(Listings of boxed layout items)
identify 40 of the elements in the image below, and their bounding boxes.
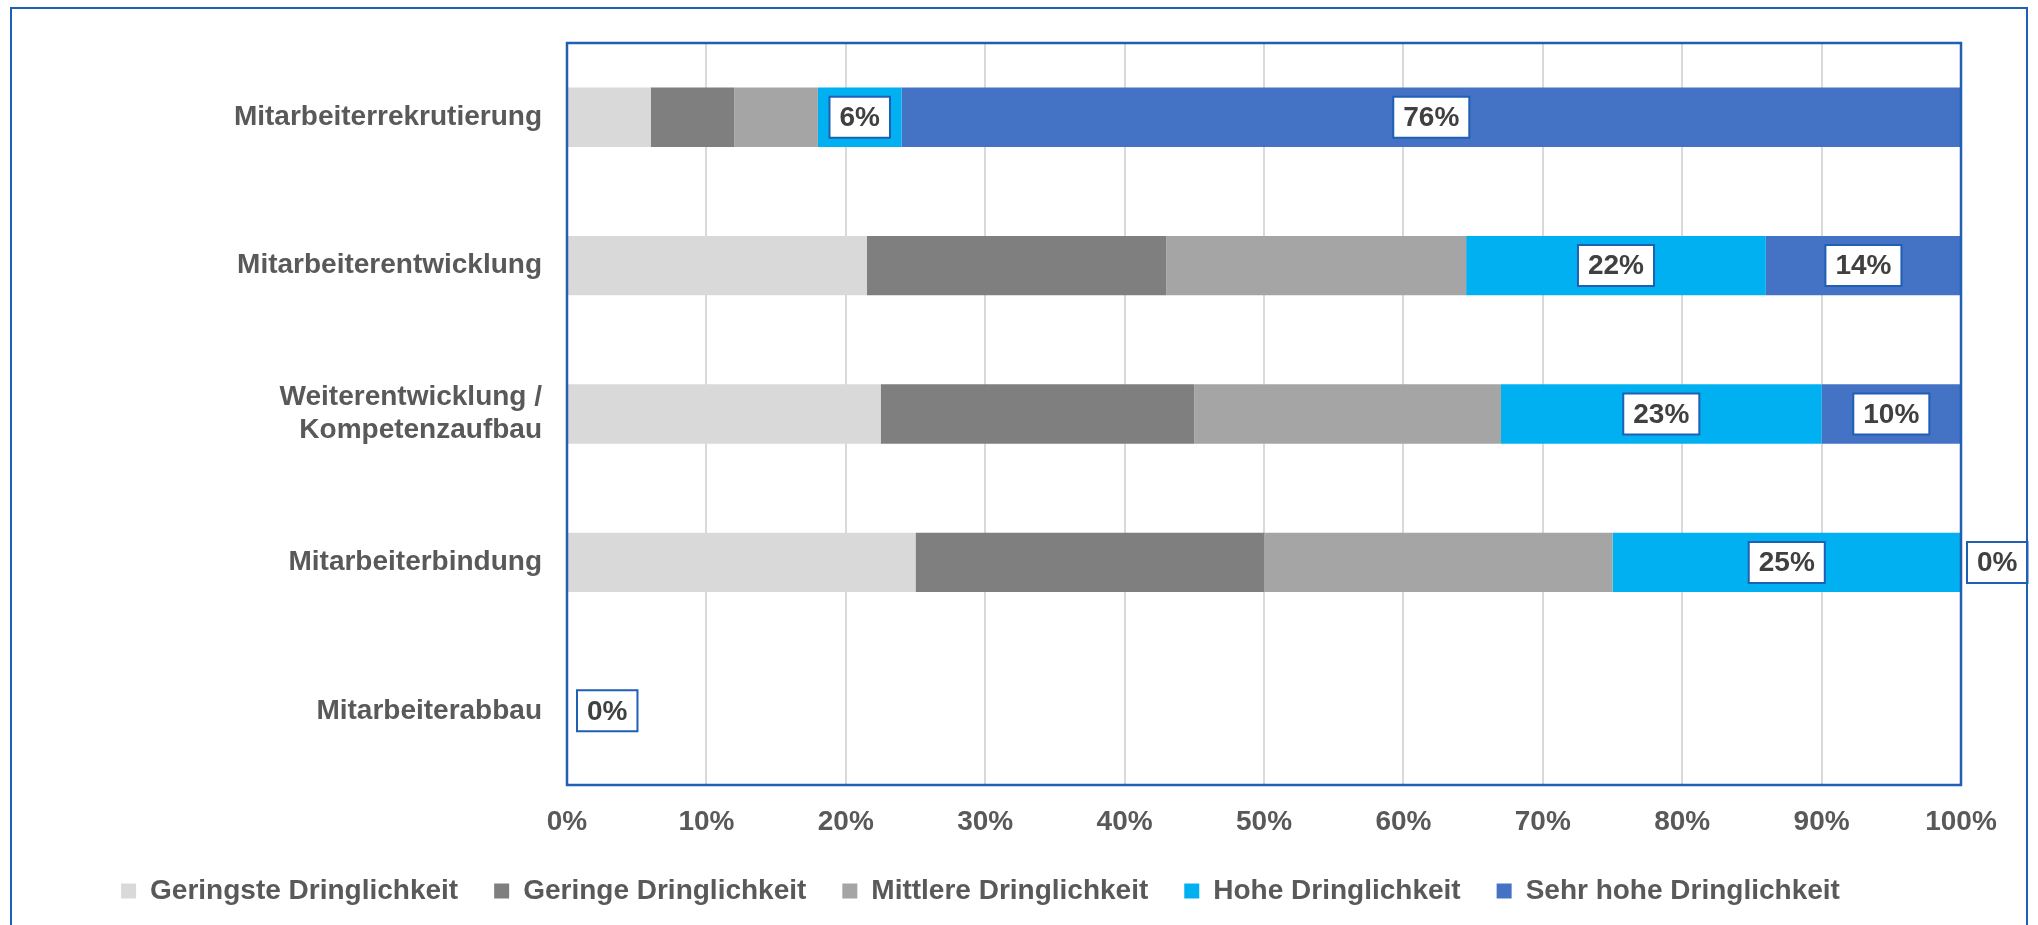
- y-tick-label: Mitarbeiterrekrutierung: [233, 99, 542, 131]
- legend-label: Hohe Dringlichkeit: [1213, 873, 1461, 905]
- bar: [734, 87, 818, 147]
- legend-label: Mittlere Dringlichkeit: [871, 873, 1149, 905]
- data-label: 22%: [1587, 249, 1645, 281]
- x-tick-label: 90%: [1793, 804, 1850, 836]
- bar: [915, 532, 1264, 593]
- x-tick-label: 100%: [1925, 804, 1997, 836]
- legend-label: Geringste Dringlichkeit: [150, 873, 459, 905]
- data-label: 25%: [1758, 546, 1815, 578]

* [Problem]: Can you repeat every line of the items above word for word, leaving out the picture?

* [Answer to this task]:
identify 40 of the elements in the image below, and their bounding boxes.
- y-tick-label: Mitarbeiterrekrutierung: [233, 99, 542, 131]
- legend-label: Hohe Dringlichkeit: [1213, 873, 1461, 905]
- bar: [734, 87, 818, 147]
- legend-label: Mittlere Dringlichkeit: [871, 873, 1149, 905]
- data-label: 22%: [1587, 249, 1645, 281]
- x-tick-label: 90%: [1793, 804, 1850, 836]
- bar: [915, 532, 1264, 593]
- x-tick-label: 100%: [1925, 804, 1997, 836]
- legend-label: Geringste Dringlichkeit: [150, 873, 459, 905]
- data-label: 25%: [1758, 546, 1815, 578]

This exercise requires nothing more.